Restate the records that follow word for word; no pictures should appear.

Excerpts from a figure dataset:
============================================================
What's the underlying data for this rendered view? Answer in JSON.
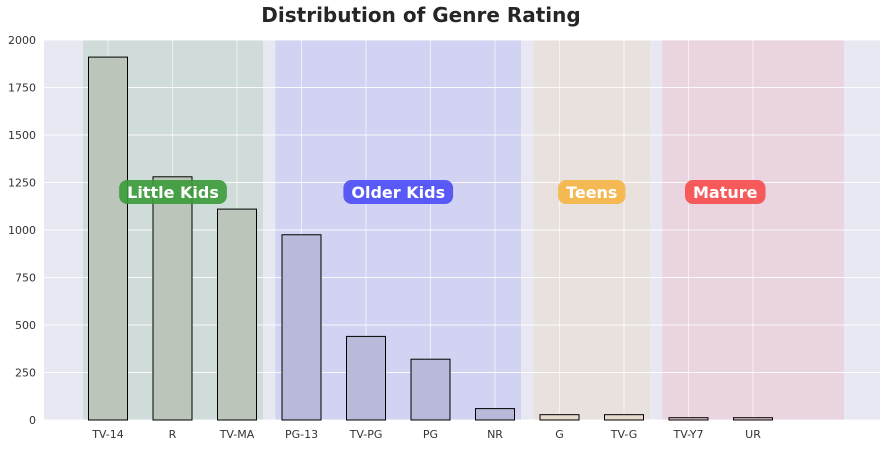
{
  "chart_data": {
    "type": "bar",
    "title": "Distribution of Genre Rating",
    "xlabel": "",
    "ylabel": "",
    "categories": [
      "TV-14",
      "R",
      "TV-MA",
      "PG-13",
      "TV-PG",
      "PG",
      "NR",
      "G",
      "TV-G",
      "TV-Y7",
      "UR"
    ],
    "values": [
      1910,
      1280,
      1110,
      975,
      440,
      320,
      60,
      28,
      28,
      12,
      12
    ],
    "ylim": [
      0,
      2000
    ],
    "yticks": [
      0,
      250,
      500,
      750,
      1000,
      1250,
      1500,
      1750,
      2000
    ],
    "grid": true,
    "groups": [
      {
        "label": "Little Kids",
        "members": [
          "TV-14",
          "R",
          "TV-MA"
        ],
        "band_color": "#2e8b3c",
        "label_color": "#3a9a3a",
        "bar_color": "#bcc5ba"
      },
      {
        "label": "Older Kids",
        "members": [
          "PG-13",
          "TV-PG",
          "PG",
          "NR"
        ],
        "band_color": "#3c3cf5",
        "label_color": "#4b4bf5",
        "bar_color": "#b9b9d9"
      },
      {
        "label": "Teens",
        "members": [
          "G",
          "TV-G"
        ],
        "band_color": "#f0b55a",
        "label_color": "#f6b545",
        "bar_color": "#e5dccb"
      },
      {
        "label": "Mature",
        "members": [
          "TV-Y7",
          "UR"
        ],
        "band_color": "#f0506a",
        "label_color": "#f74b4b",
        "bar_color": "#e6c4cd"
      }
    ],
    "colors": {
      "plot_bg": "#e8e8f2",
      "grid": "#ffffff",
      "bar_edge": "#000000",
      "title": "#262626",
      "tick": "#333333"
    }
  }
}
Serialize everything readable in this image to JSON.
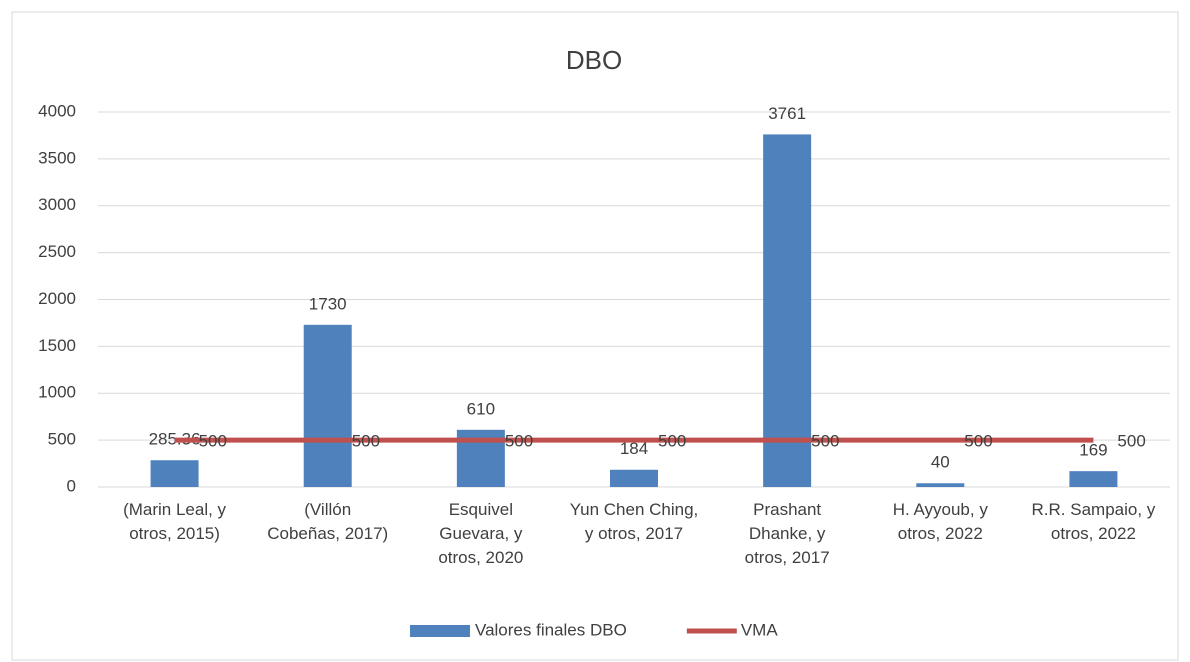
{
  "chart_data": {
    "type": "bar",
    "title": "DBO",
    "categories": [
      "(Marin Leal, y otros, 2015)",
      "(Villón Cobeñas, 2017)",
      "Esquivel Guevara, y otros, 2020",
      "Yun Chen Ching, y otros, 2017",
      "Prashant Dhanke, y otros, 2017",
      "H. Ayyoub, y otros, 2022",
      "R.R. Sampaio, y otros, 2022"
    ],
    "series": [
      {
        "name": "Valores finales DBO",
        "type": "bar",
        "color": "#4f81bd",
        "values": [
          285.36,
          1730,
          610,
          184,
          3761,
          40,
          169
        ]
      },
      {
        "name": "VMA",
        "type": "line",
        "color": "#c0504d",
        "values": [
          500,
          500,
          500,
          500,
          500,
          500,
          500
        ]
      }
    ],
    "ylim": [
      0,
      4000
    ],
    "yticks": [
      0,
      500,
      1000,
      1500,
      2000,
      2500,
      3000,
      3500,
      4000
    ],
    "grid": true,
    "legend": "bottom"
  }
}
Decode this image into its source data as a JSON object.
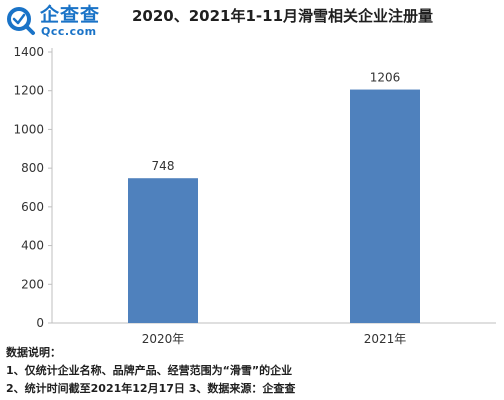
{
  "logo": {
    "text": "企查查",
    "sub": "Qcc.com"
  },
  "chart_data": {
    "type": "bar",
    "title": "2020、2021年1-11月滑雪相关企业注册量",
    "categories": [
      "2020年",
      "2021年"
    ],
    "values": [
      748,
      1206
    ],
    "data_labels": [
      "748",
      "1206"
    ],
    "ylim": [
      0,
      1400
    ],
    "yticks": [
      0,
      200,
      400,
      600,
      800,
      1000,
      1200,
      1400
    ],
    "grid": false,
    "bar_color": "#4f81bd",
    "axis_color": "#bfbfbf"
  },
  "notes": {
    "heading": "数据说明：",
    "line1": "1、仅统计企业名称、品牌产品、经营范围为“滑雪”的企业",
    "line2": "2、统计时间截至2021年12月17日  3、数据来源：企查查"
  }
}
============================================================
#### THE COMPLETED TASK:
What's the underlying data for this rendered view? Answer in JSON.
{
  "chart_data": {
    "type": "bar",
    "title": "Distribution of Genre Rating",
    "xlabel": "",
    "ylabel": "",
    "categories": [
      "TV-14",
      "R",
      "TV-MA",
      "PG-13",
      "TV-PG",
      "PG",
      "NR",
      "G",
      "TV-G",
      "TV-Y7",
      "UR"
    ],
    "values": [
      1910,
      1280,
      1110,
      975,
      440,
      320,
      60,
      28,
      28,
      12,
      12
    ],
    "ylim": [
      0,
      2000
    ],
    "yticks": [
      0,
      250,
      500,
      750,
      1000,
      1250,
      1500,
      1750,
      2000
    ],
    "grid": true,
    "groups": [
      {
        "label": "Little Kids",
        "members": [
          "TV-14",
          "R",
          "TV-MA"
        ],
        "band_color": "#2e8b3c",
        "label_color": "#3a9a3a",
        "bar_color": "#bcc5ba"
      },
      {
        "label": "Older Kids",
        "members": [
          "PG-13",
          "TV-PG",
          "PG",
          "NR"
        ],
        "band_color": "#3c3cf5",
        "label_color": "#4b4bf5",
        "bar_color": "#b9b9d9"
      },
      {
        "label": "Teens",
        "members": [
          "G",
          "TV-G"
        ],
        "band_color": "#f0b55a",
        "label_color": "#f6b545",
        "bar_color": "#e5dccb"
      },
      {
        "label": "Mature",
        "members": [
          "TV-Y7",
          "UR"
        ],
        "band_color": "#f0506a",
        "label_color": "#f74b4b",
        "bar_color": "#e6c4cd"
      }
    ],
    "colors": {
      "plot_bg": "#e8e8f2",
      "grid": "#ffffff",
      "bar_edge": "#000000",
      "title": "#262626",
      "tick": "#333333"
    }
  }
}
Serialize everything readable in this image to JSON.
{
  "chart_data": {
    "type": "bar",
    "title": "DBO",
    "categories": [
      "(Marin Leal, y otros, 2015)",
      "(Villón Cobeñas, 2017)",
      "Esquivel Guevara, y otros, 2020",
      "Yun Chen Ching, y otros, 2017",
      "Prashant Dhanke, y otros, 2017",
      "H. Ayyoub, y otros, 2022",
      "R.R. Sampaio, y otros, 2022"
    ],
    "series": [
      {
        "name": "Valores finales DBO",
        "type": "bar",
        "color": "#4f81bd",
        "values": [
          285.36,
          1730,
          610,
          184,
          3761,
          40,
          169
        ]
      },
      {
        "name": "VMA",
        "type": "line",
        "color": "#c0504d",
        "values": [
          500,
          500,
          500,
          500,
          500,
          500,
          500
        ]
      }
    ],
    "ylim": [
      0,
      4000
    ],
    "yticks": [
      0,
      500,
      1000,
      1500,
      2000,
      2500,
      3000,
      3500,
      4000
    ],
    "grid": true,
    "legend": "bottom"
  }
}
Decode this image into its source data as a JSON object.
{
  "logo": {
    "text": "企查查",
    "sub": "Qcc.com"
  },
  "chart_data": {
    "type": "bar",
    "title": "2020、2021年1-11月滑雪相关企业注册量",
    "categories": [
      "2020年",
      "2021年"
    ],
    "values": [
      748,
      1206
    ],
    "data_labels": [
      "748",
      "1206"
    ],
    "ylim": [
      0,
      1400
    ],
    "yticks": [
      0,
      200,
      400,
      600,
      800,
      1000,
      1200,
      1400
    ],
    "grid": false,
    "bar_color": "#4f81bd",
    "axis_color": "#bfbfbf"
  },
  "notes": {
    "heading": "数据说明：",
    "line1": "1、仅统计企业名称、品牌产品、经营范围为“滑雪”的企业",
    "line2": "2、统计时间截至2021年12月17日  3、数据来源：企查查"
  }
}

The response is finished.